#### Task description:
Omit all images. Write out the rest of the material exactly.

#### Entries supplied:
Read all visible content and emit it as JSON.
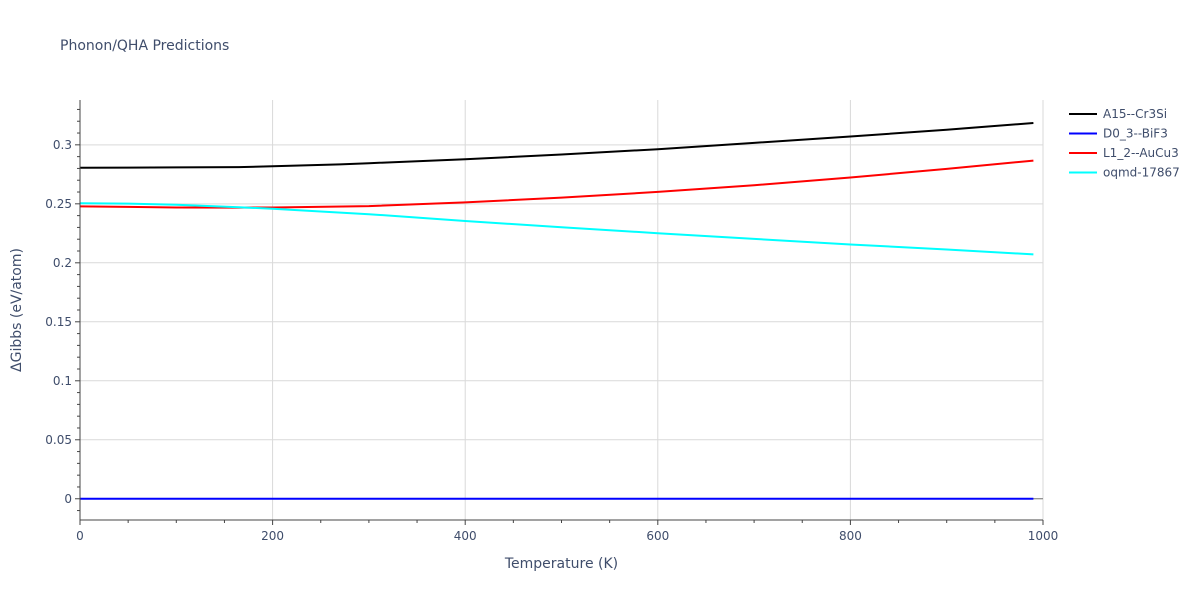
{
  "chart_data": {
    "type": "line",
    "title": "Phonon/QHA Predictions",
    "xlabel": "Temperature (K)",
    "ylabel": "ΔGibbs (eV/atom)",
    "xlim": [
      0,
      1000
    ],
    "ylim": [
      -0.018,
      0.338
    ],
    "x_ticks": [
      0,
      200,
      400,
      600,
      800,
      1000
    ],
    "x_tick_labels": [
      "0",
      "200",
      "400",
      "600",
      "800",
      "1000"
    ],
    "y_ticks": [
      0,
      0.05,
      0.1,
      0.15,
      0.2,
      0.25,
      0.3
    ],
    "y_tick_labels": [
      "0",
      "0.05",
      "0.1",
      "0.15",
      "0.2",
      "0.25",
      "0.3"
    ],
    "grid": true,
    "legend_position": "top-right",
    "series": [
      {
        "name": "A15--Cr3Si",
        "color": "#000000",
        "x": [
          0,
          50,
          100,
          165,
          200,
          270,
          300,
          400,
          500,
          600,
          700,
          800,
          900,
          990
        ],
        "y": [
          0.2805,
          0.2807,
          0.2809,
          0.2811,
          0.2818,
          0.2834,
          0.2844,
          0.2877,
          0.2918,
          0.2963,
          0.3016,
          0.3071,
          0.3128,
          0.3185
        ]
      },
      {
        "name": "D0_3--BiF3",
        "color": "#0000ff",
        "x": [
          0,
          200,
          400,
          600,
          800,
          990
        ],
        "y": [
          0,
          0,
          0,
          0,
          0,
          0
        ]
      },
      {
        "name": "L1_2--AuCu3",
        "color": "#ff0000",
        "x": [
          0,
          50,
          100,
          165,
          200,
          300,
          400,
          500,
          600,
          700,
          800,
          900,
          990
        ],
        "y": [
          0.2478,
          0.2474,
          0.2469,
          0.2468,
          0.2469,
          0.2481,
          0.2512,
          0.2553,
          0.2601,
          0.2658,
          0.2723,
          0.2796,
          0.2866
        ]
      },
      {
        "name": "oqmd-17867",
        "color": "#00ffff",
        "x": [
          0,
          50,
          100,
          165,
          200,
          300,
          400,
          500,
          600,
          700,
          800,
          900,
          990
        ],
        "y": [
          0.2505,
          0.2502,
          0.2492,
          0.2471,
          0.2458,
          0.2412,
          0.2354,
          0.2302,
          0.2251,
          0.2203,
          0.2155,
          0.2113,
          0.2071
        ]
      }
    ]
  }
}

#### Complete answer:
Read all visible content and emit it as JSON.
{
  "chart_data": {
    "type": "line",
    "title": "Phonon/QHA Predictions",
    "xlabel": "Temperature (K)",
    "ylabel": "ΔGibbs (eV/atom)",
    "xlim": [
      0,
      1000
    ],
    "ylim": [
      -0.018,
      0.338
    ],
    "x_ticks": [
      0,
      200,
      400,
      600,
      800,
      1000
    ],
    "x_tick_labels": [
      "0",
      "200",
      "400",
      "600",
      "800",
      "1000"
    ],
    "y_ticks": [
      0,
      0.05,
      0.1,
      0.15,
      0.2,
      0.25,
      0.3
    ],
    "y_tick_labels": [
      "0",
      "0.05",
      "0.1",
      "0.15",
      "0.2",
      "0.25",
      "0.3"
    ],
    "grid": true,
    "legend_position": "top-right",
    "series": [
      {
        "name": "A15--Cr3Si",
        "color": "#000000",
        "x": [
          0,
          50,
          100,
          165,
          200,
          270,
          300,
          400,
          500,
          600,
          700,
          800,
          900,
          990
        ],
        "y": [
          0.2805,
          0.2807,
          0.2809,
          0.2811,
          0.2818,
          0.2834,
          0.2844,
          0.2877,
          0.2918,
          0.2963,
          0.3016,
          0.3071,
          0.3128,
          0.3185
        ]
      },
      {
        "name": "D0_3--BiF3",
        "color": "#0000ff",
        "x": [
          0,
          200,
          400,
          600,
          800,
          990
        ],
        "y": [
          0,
          0,
          0,
          0,
          0,
          0
        ]
      },
      {
        "name": "L1_2--AuCu3",
        "color": "#ff0000",
        "x": [
          0,
          50,
          100,
          165,
          200,
          300,
          400,
          500,
          600,
          700,
          800,
          900,
          990
        ],
        "y": [
          0.2478,
          0.2474,
          0.2469,
          0.2468,
          0.2469,
          0.2481,
          0.2512,
          0.2553,
          0.2601,
          0.2658,
          0.2723,
          0.2796,
          0.2866
        ]
      },
      {
        "name": "oqmd-17867",
        "color": "#00ffff",
        "x": [
          0,
          50,
          100,
          165,
          200,
          300,
          400,
          500,
          600,
          700,
          800,
          900,
          990
        ],
        "y": [
          0.2505,
          0.2502,
          0.2492,
          0.2471,
          0.2458,
          0.2412,
          0.2354,
          0.2302,
          0.2251,
          0.2203,
          0.2155,
          0.2113,
          0.2071
        ]
      }
    ]
  }
}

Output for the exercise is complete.